## start DATA TO USE
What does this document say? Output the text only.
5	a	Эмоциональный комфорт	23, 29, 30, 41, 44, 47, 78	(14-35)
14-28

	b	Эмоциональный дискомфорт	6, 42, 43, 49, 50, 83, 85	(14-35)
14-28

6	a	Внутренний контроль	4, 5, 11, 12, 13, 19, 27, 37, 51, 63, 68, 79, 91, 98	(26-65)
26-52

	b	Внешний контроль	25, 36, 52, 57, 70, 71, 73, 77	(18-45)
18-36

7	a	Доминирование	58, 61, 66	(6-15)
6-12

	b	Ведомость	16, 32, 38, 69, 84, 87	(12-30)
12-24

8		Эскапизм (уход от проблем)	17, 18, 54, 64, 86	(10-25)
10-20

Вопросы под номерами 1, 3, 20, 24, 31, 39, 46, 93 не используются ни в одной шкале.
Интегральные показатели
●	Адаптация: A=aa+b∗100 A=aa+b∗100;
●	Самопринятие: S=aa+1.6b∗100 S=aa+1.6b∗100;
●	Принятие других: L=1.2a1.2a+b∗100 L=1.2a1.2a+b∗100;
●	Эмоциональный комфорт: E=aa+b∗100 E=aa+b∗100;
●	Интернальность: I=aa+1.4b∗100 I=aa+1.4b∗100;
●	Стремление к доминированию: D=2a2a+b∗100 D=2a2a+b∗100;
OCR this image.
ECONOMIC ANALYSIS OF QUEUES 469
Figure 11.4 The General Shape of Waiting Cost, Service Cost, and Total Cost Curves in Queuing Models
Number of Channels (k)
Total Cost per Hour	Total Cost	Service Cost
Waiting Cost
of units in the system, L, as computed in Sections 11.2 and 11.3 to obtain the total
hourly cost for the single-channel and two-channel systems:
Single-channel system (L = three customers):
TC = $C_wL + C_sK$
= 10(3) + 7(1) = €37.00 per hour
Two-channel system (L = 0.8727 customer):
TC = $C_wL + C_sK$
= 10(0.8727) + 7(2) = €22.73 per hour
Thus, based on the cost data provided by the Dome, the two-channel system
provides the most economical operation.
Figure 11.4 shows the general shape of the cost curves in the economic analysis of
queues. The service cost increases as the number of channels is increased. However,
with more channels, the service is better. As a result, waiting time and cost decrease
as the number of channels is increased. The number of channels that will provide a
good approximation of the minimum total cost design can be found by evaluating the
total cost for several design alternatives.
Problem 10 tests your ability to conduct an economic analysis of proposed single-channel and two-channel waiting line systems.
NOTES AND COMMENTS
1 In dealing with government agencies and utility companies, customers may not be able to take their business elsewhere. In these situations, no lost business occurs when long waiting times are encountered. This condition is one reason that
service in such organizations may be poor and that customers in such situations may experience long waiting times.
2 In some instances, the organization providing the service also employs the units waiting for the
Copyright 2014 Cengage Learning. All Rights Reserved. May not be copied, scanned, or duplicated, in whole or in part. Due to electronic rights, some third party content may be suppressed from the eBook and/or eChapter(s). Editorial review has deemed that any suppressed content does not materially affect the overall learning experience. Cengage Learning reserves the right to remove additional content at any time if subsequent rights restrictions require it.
## end DATA TO USE
REQUIRED TASK >>
Return the listing above in its exact form.

RESULT >>
What does this document say? Output the text only.
5	a	Эмоциональный комфорт	23, 29, 30, 41, 44, 47, 78	(14-35)
14-28

	b	Эмоциональный дискомфорт	6, 42, 43, 49, 50, 83, 85	(14-35)
14-28

6	a	Внутренний контроль	4, 5, 11, 12, 13, 19, 27, 37, 51, 63, 68, 79, 91, 98	(26-65)
26-52

	b	Внешний контроль	25, 36, 52, 57, 70, 71, 73, 77	(18-45)
18-36

7	a	Доминирование	58, 61, 66	(6-15)
6-12

	b	Ведомость	16, 32, 38, 69, 84, 87	(12-30)
12-24

8		Эскапизм (уход от проблем)	17, 18, 54, 64, 86	(10-25)
10-20

Вопросы под номерами 1, 3, 20, 24, 31, 39, 46, 93 не используются ни в одной шкале.
Интегральные показатели
●	Адаптация: A=aa+b∗100 A=aa+b∗100;
●	Самопринятие: S=aa+1.6b∗100 S=aa+1.6b∗100;
●	Принятие других: L=1.2a1.2a+b∗100 L=1.2a1.2a+b∗100;
●	Эмоциональный комфорт: E=aa+b∗100 E=aa+b∗100;
●	Интернальность: I=aa+1.4b∗100 I=aa+1.4b∗100;
●	Стремление к доминированию: D=2a2a+b∗100 D=2a2a+b∗100;
OCR this image.
ECONOMIC ANALYSIS OF QUEUES 469
Figure 11.4 The General Shape of Waiting Cost, Service Cost, and Total Cost Curves in Queuing Models
Number of Channels (k)
Total Cost per Hour	Total Cost	Service Cost
Waiting Cost
of units in the system, L, as computed in Sections 11.2 and 11.3 to obtain the total
hourly cost for the single-channel and two-channel systems:
Single-channel system (L = three customers):
TC = $C_wL + C_sK$
= 10(3) + 7(1) = €37.00 per hour
Two-channel system (L = 0.8727 customer):
TC = $C_wL + C_sK$
= 10(0.8727) + 7(2) = €22.73 per hour
Thus, based on the cost data provided by the Dome, the two-channel system
provides the most economical operation.
Figure 11.4 shows the general shape of the cost curves in the economic analysis of
queues. The service cost increases as the number of channels is increased. However,
with more channels, the service is better. As a result, waiting time and cost decrease
as the number of channels is increased. The number of channels that will provide a
good approximation of the minimum total cost design can be found by evaluating the
total cost for several design alternatives.
Problem 10 tests your ability to conduct an economic analysis of proposed single-channel and two-channel waiting line systems.
NOTES AND COMMENTS
1 In dealing with government agencies and utility companies, customers may not be able to take their business elsewhere. In these situations, no lost business occurs when long waiting times are encountered. This condition is one reason that
service in such organizations may be poor and that customers in such situations may experience long waiting times.
2 In some instances, the organization providing the service also employs the units waiting for the
Copyright 2014 Cengage Learning. All Rights Reserved. May not be copied, scanned, or duplicated, in whole or in part. Due to electronic rights, some third party content may be suppressed from the eBook and/or eChapter(s). Editorial review has deemed that any suppressed content does not materially affect the overall learning experience. Cengage Learning reserves the right to remove additional content at any time if subsequent rights restrictions require it.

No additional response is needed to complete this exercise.